:: The exercise ::
What follows is a listing. Return every line of it exactly.

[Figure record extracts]
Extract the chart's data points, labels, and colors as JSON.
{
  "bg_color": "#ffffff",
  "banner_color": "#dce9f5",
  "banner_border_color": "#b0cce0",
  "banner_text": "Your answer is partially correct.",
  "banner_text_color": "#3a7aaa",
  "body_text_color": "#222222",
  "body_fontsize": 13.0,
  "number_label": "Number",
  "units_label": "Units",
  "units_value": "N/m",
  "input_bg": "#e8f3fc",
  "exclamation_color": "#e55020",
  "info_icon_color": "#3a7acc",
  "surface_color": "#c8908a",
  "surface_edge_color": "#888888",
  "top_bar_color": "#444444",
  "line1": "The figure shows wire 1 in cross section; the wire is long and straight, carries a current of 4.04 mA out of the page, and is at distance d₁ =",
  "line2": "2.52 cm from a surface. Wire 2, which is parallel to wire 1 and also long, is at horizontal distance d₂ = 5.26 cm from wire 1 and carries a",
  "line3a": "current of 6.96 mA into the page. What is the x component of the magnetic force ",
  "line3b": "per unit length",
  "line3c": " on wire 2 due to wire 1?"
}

:: Completed task ::
Extract the chart's data points, labels, and colors as JSON.
{
  "bg_color": "#ffffff",
  "banner_color": "#dce9f5",
  "banner_border_color": "#b0cce0",
  "banner_text": "Your answer is partially correct.",
  "banner_text_color": "#3a7aaa",
  "body_text_color": "#222222",
  "body_fontsize": 13.0,
  "number_label": "Number",
  "units_label": "Units",
  "units_value": "N/m",
  "input_bg": "#e8f3fc",
  "exclamation_color": "#e55020",
  "info_icon_color": "#3a7acc",
  "surface_color": "#c8908a",
  "surface_edge_color": "#888888",
  "top_bar_color": "#444444",
  "line1": "The figure shows wire 1 in cross section; the wire is long and straight, carries a current of 4.04 mA out of the page, and is at distance d₁ =",
  "line2": "2.52 cm from a surface. Wire 2, which is parallel to wire 1 and also long, is at horizontal distance d₂ = 5.26 cm from wire 1 and carries a",
  "line3a": "current of 6.96 mA into the page. What is the x component of the magnetic force ",
  "line3b": "per unit length",
  "line3c": " on wire 2 due to wire 1?"
}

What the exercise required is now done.